─── RECORD LIST

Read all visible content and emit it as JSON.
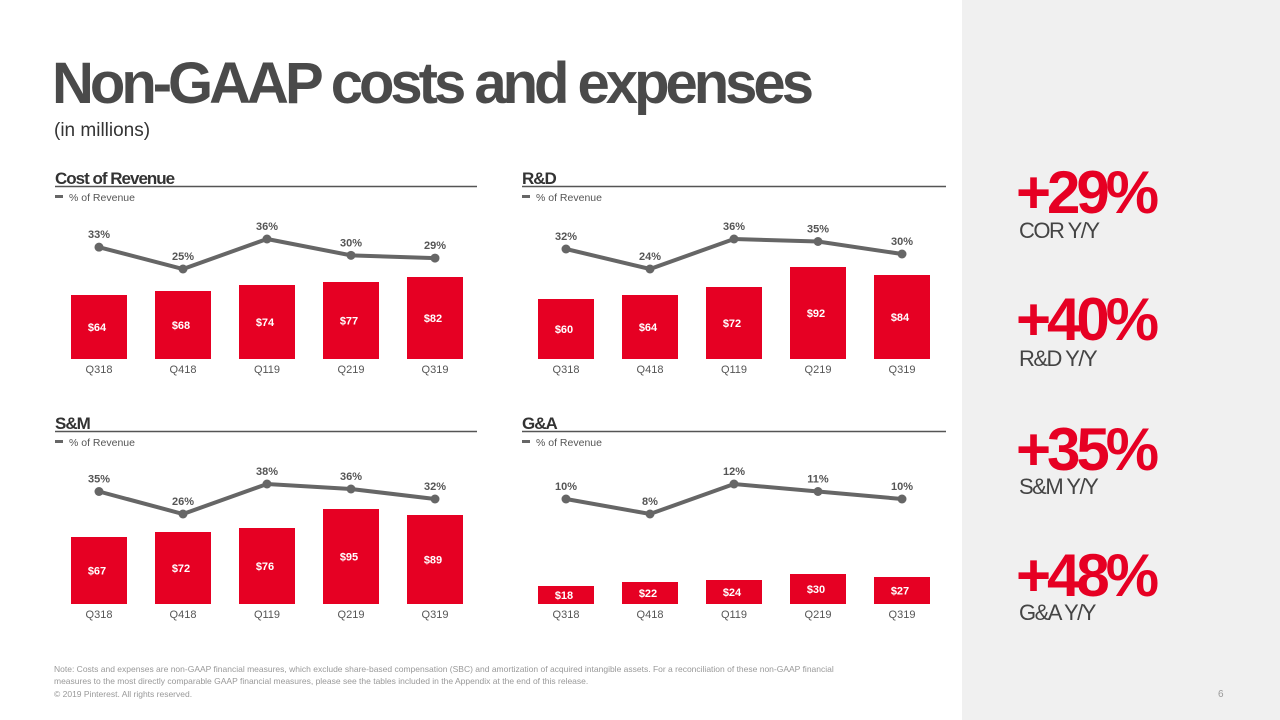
{
  "header": {
    "title": "Non-GAAP costs and expenses",
    "subtitle": "(in millions)"
  },
  "chart_data": [
    {
      "type": "bar",
      "title": "Cost of Revenue",
      "categories": [
        "Q318",
        "Q418",
        "Q119",
        "Q219",
        "Q319"
      ],
      "series": [
        {
          "color": "#e60023",
          "values": [
            64,
            68,
            74,
            77,
            82
          ],
          "value_labels": [
            "$64",
            "$68",
            "$74",
            "$77",
            "$82"
          ]
        },
        {
          "type": "line",
          "name": "% of Revenue",
          "color": "#666666",
          "values": [
            33,
            25,
            36,
            30,
            29
          ],
          "value_labels": [
            "33%",
            "25%",
            "36%",
            "30%",
            "29%"
          ]
        }
      ]
    },
    {
      "type": "bar",
      "title": "R&D",
      "categories": [
        "Q318",
        "Q418",
        "Q119",
        "Q219",
        "Q319"
      ],
      "series": [
        {
          "color": "#e60023",
          "values": [
            60,
            64,
            72,
            92,
            84
          ],
          "value_labels": [
            "$60",
            "$64",
            "$72",
            "$92",
            "$84"
          ]
        },
        {
          "type": "line",
          "name": "% of Revenue",
          "color": "#666666",
          "values": [
            32,
            24,
            36,
            35,
            30
          ],
          "value_labels": [
            "32%",
            "24%",
            "36%",
            "35%",
            "30%"
          ]
        }
      ]
    },
    {
      "type": "bar",
      "title": "S&M",
      "categories": [
        "Q318",
        "Q418",
        "Q119",
        "Q219",
        "Q319"
      ],
      "series": [
        {
          "color": "#e60023",
          "values": [
            67,
            72,
            76,
            95,
            89
          ],
          "value_labels": [
            "$67",
            "$72",
            "$76",
            "$95",
            "$89"
          ]
        },
        {
          "type": "line",
          "name": "% of Revenue",
          "color": "#666666",
          "values": [
            35,
            26,
            38,
            36,
            32
          ],
          "value_labels": [
            "35%",
            "26%",
            "38%",
            "36%",
            "32%"
          ]
        }
      ]
    },
    {
      "type": "bar",
      "title": "G&A",
      "categories": [
        "Q318",
        "Q418",
        "Q119",
        "Q219",
        "Q319"
      ],
      "series": [
        {
          "color": "#e60023",
          "values": [
            18,
            22,
            24,
            30,
            27
          ],
          "value_labels": [
            "$18",
            "$22",
            "$24",
            "$30",
            "$27"
          ]
        },
        {
          "type": "line",
          "name": "% of Revenue",
          "color": "#666666",
          "values": [
            10,
            8,
            12,
            11,
            10
          ],
          "value_labels": [
            "10%",
            "8%",
            "12%",
            "11%",
            "10%"
          ]
        }
      ]
    }
  ],
  "highlights": [
    {
      "value": "+29%",
      "label": "COR Y/Y"
    },
    {
      "value": "+40%",
      "label": "R&D Y/Y"
    },
    {
      "value": "+35%",
      "label": "S&M Y/Y"
    },
    {
      "value": "+48%",
      "label": "G&A Y/Y"
    }
  ],
  "footer": {
    "note": [
      "Note: Costs and expenses are non-GAAP financial measures, which exclude share-based compensation (SBC) and amortization of acquired intangible assets. For a reconciliation of these non-GAAP financial",
      "measures to the most directly comparable GAAP financial measures, please see the tables included in the Appendix at the end of this release."
    ],
    "copyright": "© 2019 Pinterest. All rights reserved.",
    "page": "6"
  }
}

──────

• WHAT YOU SHOULD DO: Copy every entry exactly as written. Pictures are excluded.

• WRITTEN REPLY:
Read all visible content and emit it as JSON.
{
  "header": {
    "title": "Non-GAAP costs and expenses",
    "subtitle": "(in millions)"
  },
  "chart_data": [
    {
      "type": "bar",
      "title": "Cost of Revenue",
      "categories": [
        "Q318",
        "Q418",
        "Q119",
        "Q219",
        "Q319"
      ],
      "series": [
        {
          "color": "#e60023",
          "values": [
            64,
            68,
            74,
            77,
            82
          ],
          "value_labels": [
            "$64",
            "$68",
            "$74",
            "$77",
            "$82"
          ]
        },
        {
          "type": "line",
          "name": "% of Revenue",
          "color": "#666666",
          "values": [
            33,
            25,
            36,
            30,
            29
          ],
          "value_labels": [
            "33%",
            "25%",
            "36%",
            "30%",
            "29%"
          ]
        }
      ]
    },
    {
      "type": "bar",
      "title": "R&D",
      "categories": [
        "Q318",
        "Q418",
        "Q119",
        "Q219",
        "Q319"
      ],
      "series": [
        {
          "color": "#e60023",
          "values": [
            60,
            64,
            72,
            92,
            84
          ],
          "value_labels": [
            "$60",
            "$64",
            "$72",
            "$92",
            "$84"
          ]
        },
        {
          "type": "line",
          "name": "% of Revenue",
          "color": "#666666",
          "values": [
            32,
            24,
            36,
            35,
            30
          ],
          "value_labels": [
            "32%",
            "24%",
            "36%",
            "35%",
            "30%"
          ]
        }
      ]
    },
    {
      "type": "bar",
      "title": "S&M",
      "categories": [
        "Q318",
        "Q418",
        "Q119",
        "Q219",
        "Q319"
      ],
      "series": [
        {
          "color": "#e60023",
          "values": [
            67,
            72,
            76,
            95,
            89
          ],
          "value_labels": [
            "$67",
            "$72",
            "$76",
            "$95",
            "$89"
          ]
        },
        {
          "type": "line",
          "name": "% of Revenue",
          "color": "#666666",
          "values": [
            35,
            26,
            38,
            36,
            32
          ],
          "value_labels": [
            "35%",
            "26%",
            "38%",
            "36%",
            "32%"
          ]
        }
      ]
    },
    {
      "type": "bar",
      "title": "G&A",
      "categories": [
        "Q318",
        "Q418",
        "Q119",
        "Q219",
        "Q319"
      ],
      "series": [
        {
          "color": "#e60023",
          "values": [
            18,
            22,
            24,
            30,
            27
          ],
          "value_labels": [
            "$18",
            "$22",
            "$24",
            "$30",
            "$27"
          ]
        },
        {
          "type": "line",
          "name": "% of Revenue",
          "color": "#666666",
          "values": [
            10,
            8,
            12,
            11,
            10
          ],
          "value_labels": [
            "10%",
            "8%",
            "12%",
            "11%",
            "10%"
          ]
        }
      ]
    }
  ],
  "highlights": [
    {
      "value": "+29%",
      "label": "COR Y/Y"
    },
    {
      "value": "+40%",
      "label": "R&D Y/Y"
    },
    {
      "value": "+35%",
      "label": "S&M Y/Y"
    },
    {
      "value": "+48%",
      "label": "G&A Y/Y"
    }
  ],
  "footer": {
    "note": [
      "Note: Costs and expenses are non-GAAP financial measures, which exclude share-based compensation (SBC) and amortization of acquired intangible assets. For a reconciliation of these non-GAAP financial",
      "measures to the most directly comparable GAAP financial measures, please see the tables included in the Appendix at the end of this release."
    ],
    "copyright": "© 2019 Pinterest. All rights reserved.",
    "page": "6"
  }
}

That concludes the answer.